TASK MATERIAL:
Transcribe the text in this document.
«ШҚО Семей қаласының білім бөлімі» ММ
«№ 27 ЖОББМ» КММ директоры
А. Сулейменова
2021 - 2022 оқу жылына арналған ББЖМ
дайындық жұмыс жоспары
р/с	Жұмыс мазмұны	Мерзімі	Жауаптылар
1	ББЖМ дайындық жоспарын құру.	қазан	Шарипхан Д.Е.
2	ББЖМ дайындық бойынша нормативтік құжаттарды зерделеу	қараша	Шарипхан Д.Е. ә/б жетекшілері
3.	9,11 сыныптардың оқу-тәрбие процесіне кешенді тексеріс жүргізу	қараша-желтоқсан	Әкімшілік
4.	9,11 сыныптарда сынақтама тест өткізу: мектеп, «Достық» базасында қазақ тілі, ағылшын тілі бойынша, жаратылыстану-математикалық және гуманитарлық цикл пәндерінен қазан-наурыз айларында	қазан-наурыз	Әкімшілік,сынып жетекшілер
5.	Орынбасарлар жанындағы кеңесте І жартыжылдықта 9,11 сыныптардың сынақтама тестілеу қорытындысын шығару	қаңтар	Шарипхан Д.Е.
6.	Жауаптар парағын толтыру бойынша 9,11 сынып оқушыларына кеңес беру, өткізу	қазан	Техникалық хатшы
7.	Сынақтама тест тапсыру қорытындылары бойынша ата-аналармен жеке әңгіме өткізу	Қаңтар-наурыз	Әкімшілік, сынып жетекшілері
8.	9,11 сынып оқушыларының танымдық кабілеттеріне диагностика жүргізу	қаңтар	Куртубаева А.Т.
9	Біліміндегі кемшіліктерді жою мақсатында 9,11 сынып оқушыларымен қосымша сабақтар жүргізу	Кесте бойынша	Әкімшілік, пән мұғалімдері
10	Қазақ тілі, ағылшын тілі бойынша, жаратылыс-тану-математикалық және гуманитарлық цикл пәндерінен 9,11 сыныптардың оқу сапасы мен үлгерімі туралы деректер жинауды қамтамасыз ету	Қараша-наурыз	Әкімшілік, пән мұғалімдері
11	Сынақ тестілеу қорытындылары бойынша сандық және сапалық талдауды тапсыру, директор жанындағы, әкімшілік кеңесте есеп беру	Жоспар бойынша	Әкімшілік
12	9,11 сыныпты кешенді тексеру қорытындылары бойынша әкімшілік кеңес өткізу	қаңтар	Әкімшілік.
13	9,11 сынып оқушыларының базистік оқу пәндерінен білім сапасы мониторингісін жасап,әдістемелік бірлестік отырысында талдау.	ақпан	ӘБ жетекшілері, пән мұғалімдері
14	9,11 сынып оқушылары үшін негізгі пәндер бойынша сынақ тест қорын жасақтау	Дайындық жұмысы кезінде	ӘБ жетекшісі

--

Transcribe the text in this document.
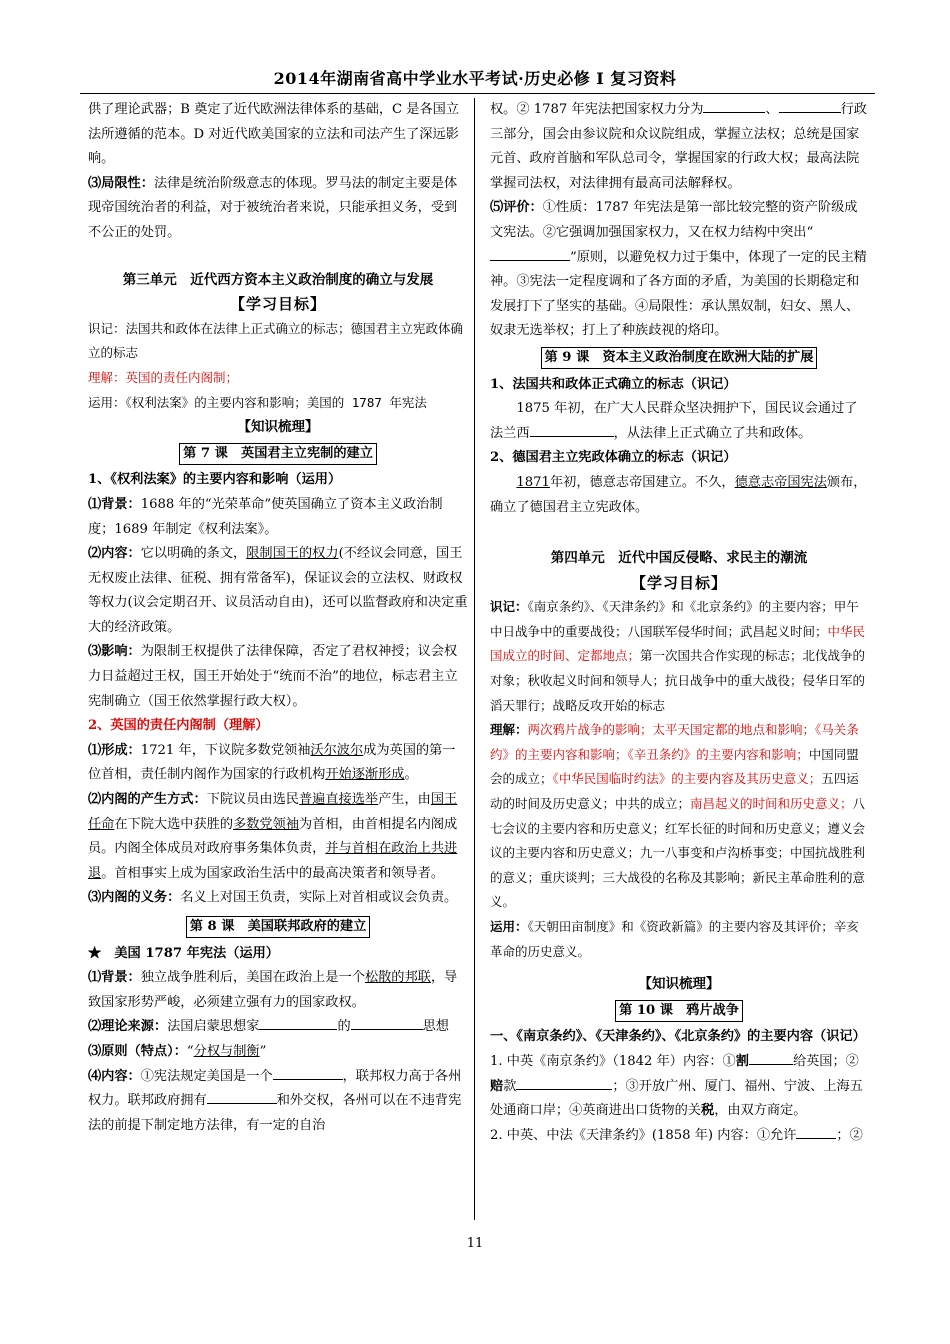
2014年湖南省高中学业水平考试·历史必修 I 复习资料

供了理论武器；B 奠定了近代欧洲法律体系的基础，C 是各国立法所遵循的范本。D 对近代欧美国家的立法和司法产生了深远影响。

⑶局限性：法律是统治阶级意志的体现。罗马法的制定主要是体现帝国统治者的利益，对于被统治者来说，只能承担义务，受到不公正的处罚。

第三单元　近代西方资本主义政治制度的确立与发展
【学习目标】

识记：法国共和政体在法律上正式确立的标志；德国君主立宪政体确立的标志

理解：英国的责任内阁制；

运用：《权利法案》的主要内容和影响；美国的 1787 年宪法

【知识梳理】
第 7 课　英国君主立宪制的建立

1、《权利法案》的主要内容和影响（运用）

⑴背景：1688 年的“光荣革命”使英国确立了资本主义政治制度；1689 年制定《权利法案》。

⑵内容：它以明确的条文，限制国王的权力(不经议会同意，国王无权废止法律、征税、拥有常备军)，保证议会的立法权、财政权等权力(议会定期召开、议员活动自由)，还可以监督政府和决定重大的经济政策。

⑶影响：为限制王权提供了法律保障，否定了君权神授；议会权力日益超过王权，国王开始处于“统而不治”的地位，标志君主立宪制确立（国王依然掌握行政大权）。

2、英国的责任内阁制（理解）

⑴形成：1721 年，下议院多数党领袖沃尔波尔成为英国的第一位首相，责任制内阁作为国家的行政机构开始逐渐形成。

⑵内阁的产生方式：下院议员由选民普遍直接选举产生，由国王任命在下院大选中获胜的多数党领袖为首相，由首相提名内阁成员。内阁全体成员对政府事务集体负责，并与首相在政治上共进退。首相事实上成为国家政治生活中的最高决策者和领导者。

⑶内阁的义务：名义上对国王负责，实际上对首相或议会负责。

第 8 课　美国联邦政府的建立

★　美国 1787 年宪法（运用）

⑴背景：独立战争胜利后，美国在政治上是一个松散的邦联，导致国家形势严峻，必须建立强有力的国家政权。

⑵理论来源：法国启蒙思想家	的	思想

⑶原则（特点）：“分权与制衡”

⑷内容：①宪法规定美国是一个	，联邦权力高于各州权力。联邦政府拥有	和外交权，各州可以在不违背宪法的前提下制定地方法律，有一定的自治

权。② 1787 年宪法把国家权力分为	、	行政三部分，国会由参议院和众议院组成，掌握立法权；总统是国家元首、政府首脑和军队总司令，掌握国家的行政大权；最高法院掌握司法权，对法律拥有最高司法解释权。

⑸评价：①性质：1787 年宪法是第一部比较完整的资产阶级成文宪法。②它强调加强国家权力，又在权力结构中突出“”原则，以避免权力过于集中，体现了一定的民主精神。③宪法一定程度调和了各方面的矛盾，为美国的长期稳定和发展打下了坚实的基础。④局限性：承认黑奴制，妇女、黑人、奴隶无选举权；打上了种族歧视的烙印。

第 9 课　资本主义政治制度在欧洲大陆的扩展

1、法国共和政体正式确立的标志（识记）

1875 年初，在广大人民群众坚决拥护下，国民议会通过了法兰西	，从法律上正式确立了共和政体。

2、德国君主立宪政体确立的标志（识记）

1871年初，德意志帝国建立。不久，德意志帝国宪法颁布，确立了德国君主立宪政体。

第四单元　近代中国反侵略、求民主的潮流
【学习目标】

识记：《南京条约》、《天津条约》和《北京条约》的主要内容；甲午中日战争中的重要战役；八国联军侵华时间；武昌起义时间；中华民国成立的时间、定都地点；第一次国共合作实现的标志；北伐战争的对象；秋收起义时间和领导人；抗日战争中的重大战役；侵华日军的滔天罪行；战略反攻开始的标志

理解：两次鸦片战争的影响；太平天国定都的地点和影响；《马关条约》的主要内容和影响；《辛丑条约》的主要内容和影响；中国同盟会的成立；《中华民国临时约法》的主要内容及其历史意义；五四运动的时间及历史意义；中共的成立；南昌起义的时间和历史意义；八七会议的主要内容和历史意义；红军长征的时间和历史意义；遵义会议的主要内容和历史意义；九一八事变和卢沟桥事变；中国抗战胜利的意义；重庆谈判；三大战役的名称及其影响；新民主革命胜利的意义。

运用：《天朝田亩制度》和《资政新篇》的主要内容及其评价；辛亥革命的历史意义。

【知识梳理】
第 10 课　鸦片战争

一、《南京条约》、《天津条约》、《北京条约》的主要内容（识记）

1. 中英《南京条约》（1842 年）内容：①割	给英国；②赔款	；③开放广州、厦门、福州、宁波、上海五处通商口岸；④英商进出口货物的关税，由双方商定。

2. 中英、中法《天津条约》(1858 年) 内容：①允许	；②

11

DIRECTIVE: Collect every line above that contains the word "қорытындылары".

REPLY:
7.	Сынақтама тест тапсыру қорытындылары бойынша ата-аналармен жеке әңгіме өткізу	Қаңтар-наурыз	Әкімшілік, сынып жетекшілері
11	Сынақ тестілеу қорытындылары бойынша сандық және сапалық талдауды тапсыру, директор жанындағы, әкімшілік кеңесте есеп беру	Жоспар бойынша	Әкімшілік
12	9,11 сыныпты кешенді тексеру қорытындылары бойынша әкімшілік кеңес өткізу	қаңтар	Әкімшілік.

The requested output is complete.